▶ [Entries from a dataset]
↓↓↓

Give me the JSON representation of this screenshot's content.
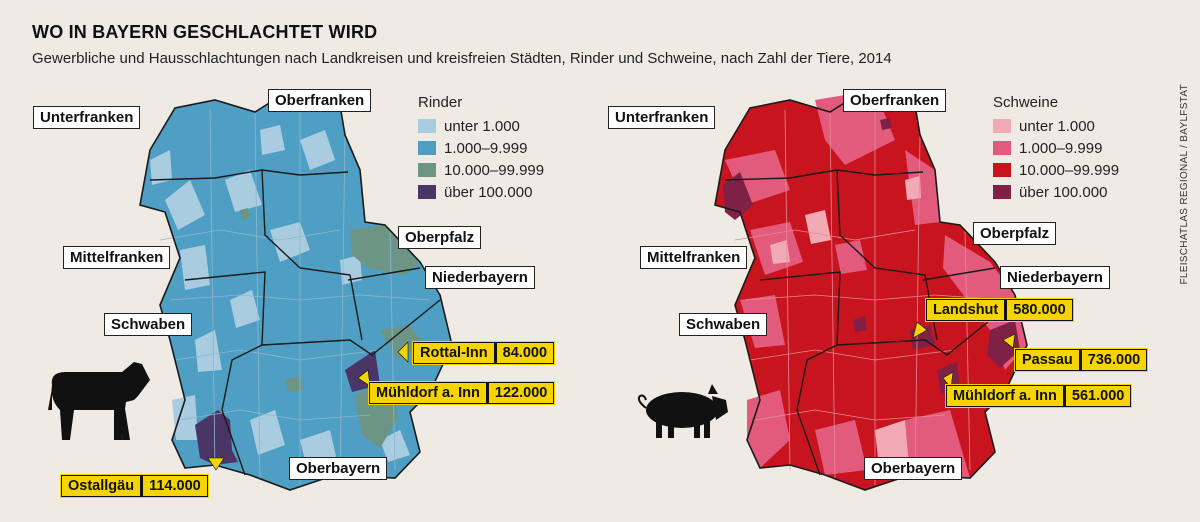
{
  "title": "WO IN BAYERN GESCHLACHTET WIRD",
  "subtitle": "Gewerbliche und Hausschlachtungen nach Landkreisen und kreisfreien Städten, Rinder und Schweine, nach Zahl der Tiere, 2014",
  "source": "FLEISCHATLAS REGIONAL / BAYLFSTAT",
  "maps": [
    {
      "id": "rinder",
      "legend_title": "Rinder",
      "classes": [
        {
          "label": "unter 1.000",
          "color": "#a9cce0"
        },
        {
          "label": "1.000–9.999",
          "color": "#4f9fc4"
        },
        {
          "label": "10.000–99.999",
          "color": "#6d9585"
        },
        {
          "label": "über 100.000",
          "color": "#4b3466"
        }
      ],
      "regions": [
        "Unterfranken",
        "Oberfranken",
        "Oberpfalz",
        "Mittelfranken",
        "Niederbayern",
        "Schwaben",
        "Oberbayern"
      ],
      "callouts": [
        {
          "name": "Rottal-Inn",
          "value": "84.000"
        },
        {
          "name": "Mühldorf a. Inn",
          "value": "122.000"
        },
        {
          "name": "Ostallgäu",
          "value": "114.000"
        }
      ],
      "animal_icon": "cow-icon"
    },
    {
      "id": "schweine",
      "legend_title": "Schweine",
      "classes": [
        {
          "label": "unter 1.000",
          "color": "#f2aab5"
        },
        {
          "label": "1.000–9.999",
          "color": "#e25b7c"
        },
        {
          "label": "10.000–99.999",
          "color": "#c8141e"
        },
        {
          "label": "über 100.000",
          "color": "#7f2146"
        }
      ],
      "regions": [
        "Unterfranken",
        "Oberfranken",
        "Oberpfalz",
        "Mittelfranken",
        "Niederbayern",
        "Schwaben",
        "Oberbayern"
      ],
      "callouts": [
        {
          "name": "Landshut",
          "value": "580.000"
        },
        {
          "name": "Passau",
          "value": "736.000"
        },
        {
          "name": "Mühldorf a. Inn",
          "value": "561.000"
        }
      ],
      "animal_icon": "pig-icon"
    }
  ]
}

↑↑↑

▶ [Written request] In the copy, include all records verbatim but no images.

▶ [Reply to the exercise]
Give me the JSON representation of this screenshot's content.
{
  "title": "WO IN BAYERN GESCHLACHTET WIRD",
  "subtitle": "Gewerbliche und Hausschlachtungen nach Landkreisen und kreisfreien Städten, Rinder und Schweine, nach Zahl der Tiere, 2014",
  "source": "FLEISCHATLAS REGIONAL / BAYLFSTAT",
  "maps": [
    {
      "id": "rinder",
      "legend_title": "Rinder",
      "classes": [
        {
          "label": "unter 1.000",
          "color": "#a9cce0"
        },
        {
          "label": "1.000–9.999",
          "color": "#4f9fc4"
        },
        {
          "label": "10.000–99.999",
          "color": "#6d9585"
        },
        {
          "label": "über 100.000",
          "color": "#4b3466"
        }
      ],
      "regions": [
        "Unterfranken",
        "Oberfranken",
        "Oberpfalz",
        "Mittelfranken",
        "Niederbayern",
        "Schwaben",
        "Oberbayern"
      ],
      "callouts": [
        {
          "name": "Rottal-Inn",
          "value": "84.000"
        },
        {
          "name": "Mühldorf a. Inn",
          "value": "122.000"
        },
        {
          "name": "Ostallgäu",
          "value": "114.000"
        }
      ],
      "animal_icon": "cow-icon"
    },
    {
      "id": "schweine",
      "legend_title": "Schweine",
      "classes": [
        {
          "label": "unter 1.000",
          "color": "#f2aab5"
        },
        {
          "label": "1.000–9.999",
          "color": "#e25b7c"
        },
        {
          "label": "10.000–99.999",
          "color": "#c8141e"
        },
        {
          "label": "über 100.000",
          "color": "#7f2146"
        }
      ],
      "regions": [
        "Unterfranken",
        "Oberfranken",
        "Oberpfalz",
        "Mittelfranken",
        "Niederbayern",
        "Schwaben",
        "Oberbayern"
      ],
      "callouts": [
        {
          "name": "Landshut",
          "value": "580.000"
        },
        {
          "name": "Passau",
          "value": "736.000"
        },
        {
          "name": "Mühldorf a. Inn",
          "value": "561.000"
        }
      ],
      "animal_icon": "pig-icon"
    }
  ]
}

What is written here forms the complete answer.